# Short exercise
Find each line with "name" and copy it.

# Available data

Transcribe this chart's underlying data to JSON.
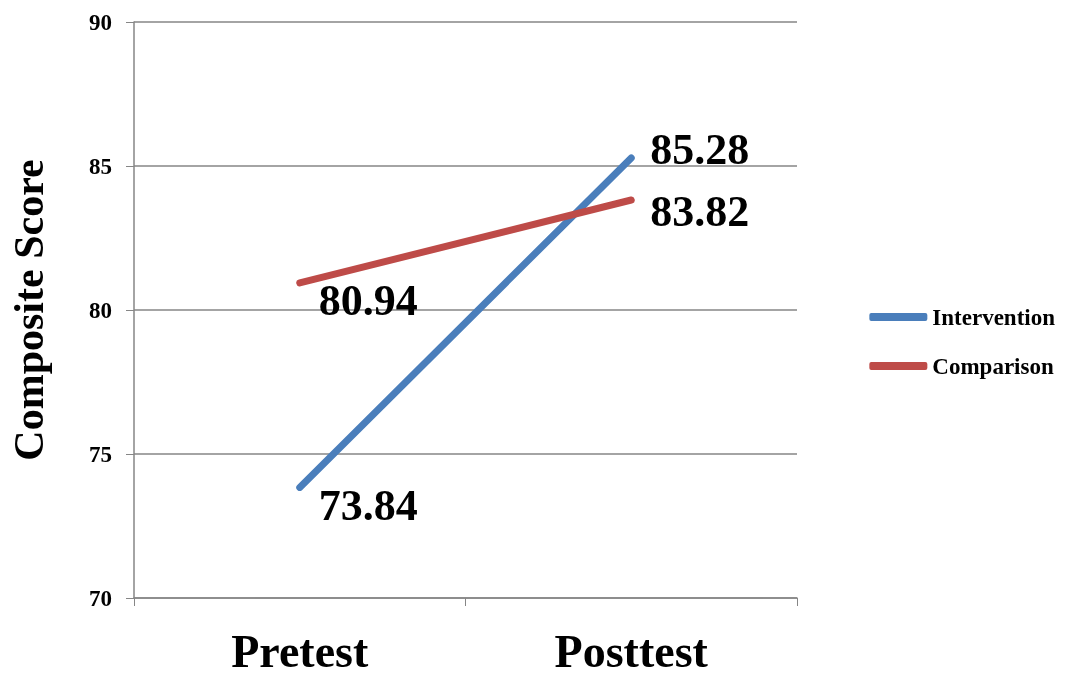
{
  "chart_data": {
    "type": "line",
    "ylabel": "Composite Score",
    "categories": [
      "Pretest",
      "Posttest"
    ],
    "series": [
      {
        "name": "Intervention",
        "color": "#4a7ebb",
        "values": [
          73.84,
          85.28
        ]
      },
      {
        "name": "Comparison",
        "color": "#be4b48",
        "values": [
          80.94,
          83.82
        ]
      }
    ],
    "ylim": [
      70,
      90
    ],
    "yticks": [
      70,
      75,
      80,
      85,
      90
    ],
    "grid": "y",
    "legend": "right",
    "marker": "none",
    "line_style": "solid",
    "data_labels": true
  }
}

# Full answer
        "name": "Intervention",
        "name": "Comparison",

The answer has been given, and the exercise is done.